Word for word, retype every entry in the listing.

===============

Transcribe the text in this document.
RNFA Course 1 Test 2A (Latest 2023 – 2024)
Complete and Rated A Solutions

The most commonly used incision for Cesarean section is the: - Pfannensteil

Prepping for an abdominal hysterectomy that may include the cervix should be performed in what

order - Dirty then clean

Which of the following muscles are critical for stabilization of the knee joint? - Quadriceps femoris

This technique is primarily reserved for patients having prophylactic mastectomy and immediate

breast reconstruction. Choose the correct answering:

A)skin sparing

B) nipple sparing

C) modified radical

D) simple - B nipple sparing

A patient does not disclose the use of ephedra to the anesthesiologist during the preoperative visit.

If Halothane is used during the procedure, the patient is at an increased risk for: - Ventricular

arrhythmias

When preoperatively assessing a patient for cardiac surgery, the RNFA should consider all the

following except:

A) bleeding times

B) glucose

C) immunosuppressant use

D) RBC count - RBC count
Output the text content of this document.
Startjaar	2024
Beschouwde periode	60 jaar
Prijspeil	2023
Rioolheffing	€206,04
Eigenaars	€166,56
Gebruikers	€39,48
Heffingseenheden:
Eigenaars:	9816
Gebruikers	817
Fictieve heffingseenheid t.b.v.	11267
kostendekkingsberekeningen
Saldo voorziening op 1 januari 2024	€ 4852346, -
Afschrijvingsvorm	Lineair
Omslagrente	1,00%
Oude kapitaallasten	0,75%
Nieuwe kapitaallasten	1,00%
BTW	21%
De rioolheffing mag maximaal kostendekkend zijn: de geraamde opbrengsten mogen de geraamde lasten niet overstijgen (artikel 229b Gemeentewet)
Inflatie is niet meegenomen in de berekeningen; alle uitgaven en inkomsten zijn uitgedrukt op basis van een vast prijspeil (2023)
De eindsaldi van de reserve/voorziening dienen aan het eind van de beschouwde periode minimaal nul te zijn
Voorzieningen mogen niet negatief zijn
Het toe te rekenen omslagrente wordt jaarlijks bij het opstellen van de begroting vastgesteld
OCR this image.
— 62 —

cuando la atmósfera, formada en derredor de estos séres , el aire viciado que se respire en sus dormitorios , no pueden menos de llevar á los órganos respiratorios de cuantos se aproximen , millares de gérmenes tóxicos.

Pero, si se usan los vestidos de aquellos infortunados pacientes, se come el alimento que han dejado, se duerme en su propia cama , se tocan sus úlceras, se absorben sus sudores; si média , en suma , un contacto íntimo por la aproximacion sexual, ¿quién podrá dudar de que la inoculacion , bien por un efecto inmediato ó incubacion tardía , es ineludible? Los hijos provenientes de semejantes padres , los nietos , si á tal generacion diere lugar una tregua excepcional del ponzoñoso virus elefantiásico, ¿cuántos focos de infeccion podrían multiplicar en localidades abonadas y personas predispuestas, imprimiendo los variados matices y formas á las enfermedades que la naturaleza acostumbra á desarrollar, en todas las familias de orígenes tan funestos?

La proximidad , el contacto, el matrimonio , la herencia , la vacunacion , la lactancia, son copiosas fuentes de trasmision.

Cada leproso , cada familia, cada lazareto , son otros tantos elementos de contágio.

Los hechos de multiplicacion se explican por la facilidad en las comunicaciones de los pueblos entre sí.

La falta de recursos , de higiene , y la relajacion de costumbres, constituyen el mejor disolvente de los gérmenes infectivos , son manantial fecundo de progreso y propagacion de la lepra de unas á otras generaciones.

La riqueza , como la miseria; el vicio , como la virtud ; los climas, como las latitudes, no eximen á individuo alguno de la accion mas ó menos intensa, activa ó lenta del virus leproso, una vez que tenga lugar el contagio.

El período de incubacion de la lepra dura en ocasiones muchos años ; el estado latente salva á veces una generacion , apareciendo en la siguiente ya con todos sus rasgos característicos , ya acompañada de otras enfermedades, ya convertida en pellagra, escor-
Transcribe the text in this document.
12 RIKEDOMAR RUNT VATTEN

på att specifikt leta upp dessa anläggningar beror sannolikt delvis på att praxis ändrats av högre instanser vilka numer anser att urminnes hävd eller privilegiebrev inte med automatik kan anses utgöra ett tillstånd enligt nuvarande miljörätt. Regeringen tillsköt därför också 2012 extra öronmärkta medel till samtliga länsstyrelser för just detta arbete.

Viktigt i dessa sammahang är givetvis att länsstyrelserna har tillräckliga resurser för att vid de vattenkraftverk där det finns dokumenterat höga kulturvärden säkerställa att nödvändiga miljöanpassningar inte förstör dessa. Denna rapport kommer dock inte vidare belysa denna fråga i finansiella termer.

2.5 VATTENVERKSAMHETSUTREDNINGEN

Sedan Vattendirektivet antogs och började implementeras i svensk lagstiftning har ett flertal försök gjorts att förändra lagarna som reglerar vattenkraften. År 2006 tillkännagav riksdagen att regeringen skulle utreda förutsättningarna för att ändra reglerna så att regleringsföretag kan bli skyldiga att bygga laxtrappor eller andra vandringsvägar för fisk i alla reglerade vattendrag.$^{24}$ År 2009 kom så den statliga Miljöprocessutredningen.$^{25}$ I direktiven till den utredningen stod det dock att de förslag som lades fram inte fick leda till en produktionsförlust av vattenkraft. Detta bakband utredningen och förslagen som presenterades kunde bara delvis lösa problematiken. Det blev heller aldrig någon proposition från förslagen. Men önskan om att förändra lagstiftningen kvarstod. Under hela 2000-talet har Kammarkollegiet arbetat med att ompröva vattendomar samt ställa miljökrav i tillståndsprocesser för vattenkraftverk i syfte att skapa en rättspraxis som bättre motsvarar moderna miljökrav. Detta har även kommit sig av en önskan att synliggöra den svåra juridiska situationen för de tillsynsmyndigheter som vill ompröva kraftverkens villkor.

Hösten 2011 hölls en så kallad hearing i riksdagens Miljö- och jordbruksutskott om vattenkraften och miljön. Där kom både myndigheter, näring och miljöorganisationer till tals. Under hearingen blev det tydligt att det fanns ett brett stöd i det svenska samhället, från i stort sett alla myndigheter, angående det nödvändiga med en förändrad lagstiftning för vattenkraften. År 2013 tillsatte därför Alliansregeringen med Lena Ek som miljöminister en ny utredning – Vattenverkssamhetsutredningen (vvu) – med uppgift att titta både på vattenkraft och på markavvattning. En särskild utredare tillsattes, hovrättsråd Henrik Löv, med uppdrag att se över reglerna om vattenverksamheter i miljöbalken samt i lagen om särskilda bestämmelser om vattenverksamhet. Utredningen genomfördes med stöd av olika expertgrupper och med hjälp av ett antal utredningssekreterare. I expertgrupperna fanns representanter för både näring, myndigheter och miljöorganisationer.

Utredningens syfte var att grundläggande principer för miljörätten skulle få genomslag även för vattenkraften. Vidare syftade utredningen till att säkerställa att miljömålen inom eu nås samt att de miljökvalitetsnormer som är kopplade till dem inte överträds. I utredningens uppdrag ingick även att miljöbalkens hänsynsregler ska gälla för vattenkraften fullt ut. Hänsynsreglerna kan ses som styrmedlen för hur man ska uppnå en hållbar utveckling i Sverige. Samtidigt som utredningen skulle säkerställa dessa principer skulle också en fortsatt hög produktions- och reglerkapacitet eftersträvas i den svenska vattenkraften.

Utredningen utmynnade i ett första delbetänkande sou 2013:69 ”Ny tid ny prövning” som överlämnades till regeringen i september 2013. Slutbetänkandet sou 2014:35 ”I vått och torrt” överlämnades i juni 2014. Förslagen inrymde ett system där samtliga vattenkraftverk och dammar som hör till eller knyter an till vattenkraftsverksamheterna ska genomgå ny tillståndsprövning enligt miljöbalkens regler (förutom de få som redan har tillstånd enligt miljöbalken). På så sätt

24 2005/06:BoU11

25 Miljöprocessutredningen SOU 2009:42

===============

Exercise answer:
Transcribe the text in this document.
RNFA Course 1 Test 2A (Latest 2023 – 2024)
Complete and Rated A Solutions

The most commonly used incision for Cesarean section is the: - Pfannensteil

Prepping for an abdominal hysterectomy that may include the cervix should be performed in what

order - Dirty then clean

Which of the following muscles are critical for stabilization of the knee joint? - Quadriceps femoris

This technique is primarily reserved for patients having prophylactic mastectomy and immediate

breast reconstruction. Choose the correct answering:

A)skin sparing

B) nipple sparing

C) modified radical

D) simple - B nipple sparing

A patient does not disclose the use of ephedra to the anesthesiologist during the preoperative visit.

If Halothane is used during the procedure, the patient is at an increased risk for: - Ventricular

arrhythmias

When preoperatively assessing a patient for cardiac surgery, the RNFA should consider all the

following except:

A) bleeding times

B) glucose

C) immunosuppressant use

D) RBC count - RBC count
Output the text content of this document.
Startjaar	2024
Beschouwde periode	60 jaar
Prijspeil	2023
Rioolheffing	€206,04
Eigenaars	€166,56
Gebruikers	€39,48
Heffingseenheden:
Eigenaars:	9816
Gebruikers	817
Fictieve heffingseenheid t.b.v.	11267
kostendekkingsberekeningen
Saldo voorziening op 1 januari 2024	€ 4852346, -
Afschrijvingsvorm	Lineair
Omslagrente	1,00%
Oude kapitaallasten	0,75%
Nieuwe kapitaallasten	1,00%
BTW	21%
De rioolheffing mag maximaal kostendekkend zijn: de geraamde opbrengsten mogen de geraamde lasten niet overstijgen (artikel 229b Gemeentewet)
Inflatie is niet meegenomen in de berekeningen; alle uitgaven en inkomsten zijn uitgedrukt op basis van een vast prijspeil (2023)
De eindsaldi van de reserve/voorziening dienen aan het eind van de beschouwde periode minimaal nul te zijn
Voorzieningen mogen niet negatief zijn
Het toe te rekenen omslagrente wordt jaarlijks bij het opstellen van de begroting vastgesteld
OCR this image.
— 62 —

cuando la atmósfera, formada en derredor de estos séres , el aire viciado que se respire en sus dormitorios , no pueden menos de llevar á los órganos respiratorios de cuantos se aproximen , millares de gérmenes tóxicos.

Pero, si se usan los vestidos de aquellos infortunados pacientes, se come el alimento que han dejado, se duerme en su propia cama , se tocan sus úlceras, se absorben sus sudores; si média , en suma , un contacto íntimo por la aproximacion sexual, ¿quién podrá dudar de que la inoculacion , bien por un efecto inmediato ó incubacion tardía , es ineludible? Los hijos provenientes de semejantes padres , los nietos , si á tal generacion diere lugar una tregua excepcional del ponzoñoso virus elefantiásico, ¿cuántos focos de infeccion podrían multiplicar en localidades abonadas y personas predispuestas, imprimiendo los variados matices y formas á las enfermedades que la naturaleza acostumbra á desarrollar, en todas las familias de orígenes tan funestos?

La proximidad , el contacto, el matrimonio , la herencia , la vacunacion , la lactancia, son copiosas fuentes de trasmision.

Cada leproso , cada familia, cada lazareto , son otros tantos elementos de contágio.

Los hechos de multiplicacion se explican por la facilidad en las comunicaciones de los pueblos entre sí.

La falta de recursos , de higiene , y la relajacion de costumbres, constituyen el mejor disolvente de los gérmenes infectivos , son manantial fecundo de progreso y propagacion de la lepra de unas á otras generaciones.

La riqueza , como la miseria; el vicio , como la virtud ; los climas, como las latitudes, no eximen á individuo alguno de la accion mas ó menos intensa, activa ó lenta del virus leproso, una vez que tenga lugar el contagio.

El período de incubacion de la lepra dura en ocasiones muchos años ; el estado latente salva á veces una generacion , apareciendo en la siguiente ya con todos sus rasgos característicos , ya acompañada de otras enfermedades, ya convertida en pellagra, escor-
Transcribe the text in this document.
12 RIKEDOMAR RUNT VATTEN

på att specifikt leta upp dessa anläggningar beror sannolikt delvis på att praxis ändrats av högre instanser vilka numer anser att urminnes hävd eller privilegiebrev inte med automatik kan anses utgöra ett tillstånd enligt nuvarande miljörätt. Regeringen tillsköt därför också 2012 extra öronmärkta medel till samtliga länsstyrelser för just detta arbete.

Viktigt i dessa sammahang är givetvis att länsstyrelserna har tillräckliga resurser för att vid de vattenkraftverk där det finns dokumenterat höga kulturvärden säkerställa att nödvändiga miljöanpassningar inte förstör dessa. Denna rapport kommer dock inte vidare belysa denna fråga i finansiella termer.

2.5 VATTENVERKSAMHETSUTREDNINGEN

Sedan Vattendirektivet antogs och började implementeras i svensk lagstiftning har ett flertal försök gjorts att förändra lagarna som reglerar vattenkraften. År 2006 tillkännagav riksdagen att regeringen skulle utreda förutsättningarna för att ändra reglerna så att regleringsföretag kan bli skyldiga att bygga laxtrappor eller andra vandringsvägar för fisk i alla reglerade vattendrag.$^{24}$ År 2009 kom så den statliga Miljöprocessutredningen.$^{25}$ I direktiven till den utredningen stod det dock att de förslag som lades fram inte fick leda till en produktionsförlust av vattenkraft. Detta bakband utredningen och förslagen som presenterades kunde bara delvis lösa problematiken. Det blev heller aldrig någon proposition från förslagen. Men önskan om att förändra lagstiftningen kvarstod. Under hela 2000-talet har Kammarkollegiet arbetat med att ompröva vattendomar samt ställa miljökrav i tillståndsprocesser för vattenkraftverk i syfte att skapa en rättspraxis som bättre motsvarar moderna miljökrav. Detta har även kommit sig av en önskan att synliggöra den svåra juridiska situationen för de tillsynsmyndigheter som vill ompröva kraftverkens villkor.

Hösten 2011 hölls en så kallad hearing i riksdagens Miljö- och jordbruksutskott om vattenkraften och miljön. Där kom både myndigheter, näring och miljöorganisationer till tals. Under hearingen blev det tydligt att det fanns ett brett stöd i det svenska samhället, från i stort sett alla myndigheter, angående det nödvändiga med en förändrad lagstiftning för vattenkraften. År 2013 tillsatte därför Alliansregeringen med Lena Ek som miljöminister en ny utredning – Vattenverkssamhetsutredningen (vvu) – med uppgift att titta både på vattenkraft och på markavvattning. En särskild utredare tillsattes, hovrättsråd Henrik Löv, med uppdrag att se över reglerna om vattenverksamheter i miljöbalken samt i lagen om särskilda bestämmelser om vattenverksamhet. Utredningen genomfördes med stöd av olika expertgrupper och med hjälp av ett antal utredningssekreterare. I expertgrupperna fanns representanter för både näring, myndigheter och miljöorganisationer.

Utredningens syfte var att grundläggande principer för miljörätten skulle få genomslag även för vattenkraften. Vidare syftade utredningen till att säkerställa att miljömålen inom eu nås samt att de miljökvalitetsnormer som är kopplade till dem inte överträds. I utredningens uppdrag ingick även att miljöbalkens hänsynsregler ska gälla för vattenkraften fullt ut. Hänsynsreglerna kan ses som styrmedlen för hur man ska uppnå en hållbar utveckling i Sverige. Samtidigt som utredningen skulle säkerställa dessa principer skulle också en fortsatt hög produktions- och reglerkapacitet eftersträvas i den svenska vattenkraften.

Utredningen utmynnade i ett första delbetänkande sou 2013:69 ”Ny tid ny prövning” som överlämnades till regeringen i september 2013. Slutbetänkandet sou 2014:35 ”I vått och torrt” överlämnades i juni 2014. Förslagen inrymde ett system där samtliga vattenkraftverk och dammar som hör till eller knyter an till vattenkraftsverksamheterna ska genomgå ny tillståndsprövning enligt miljöbalkens regler (förutom de få som redan har tillstånd enligt miljöbalken). På så sätt

24 2005/06:BoU11

25 Miljöprocessutredningen SOU 2009:42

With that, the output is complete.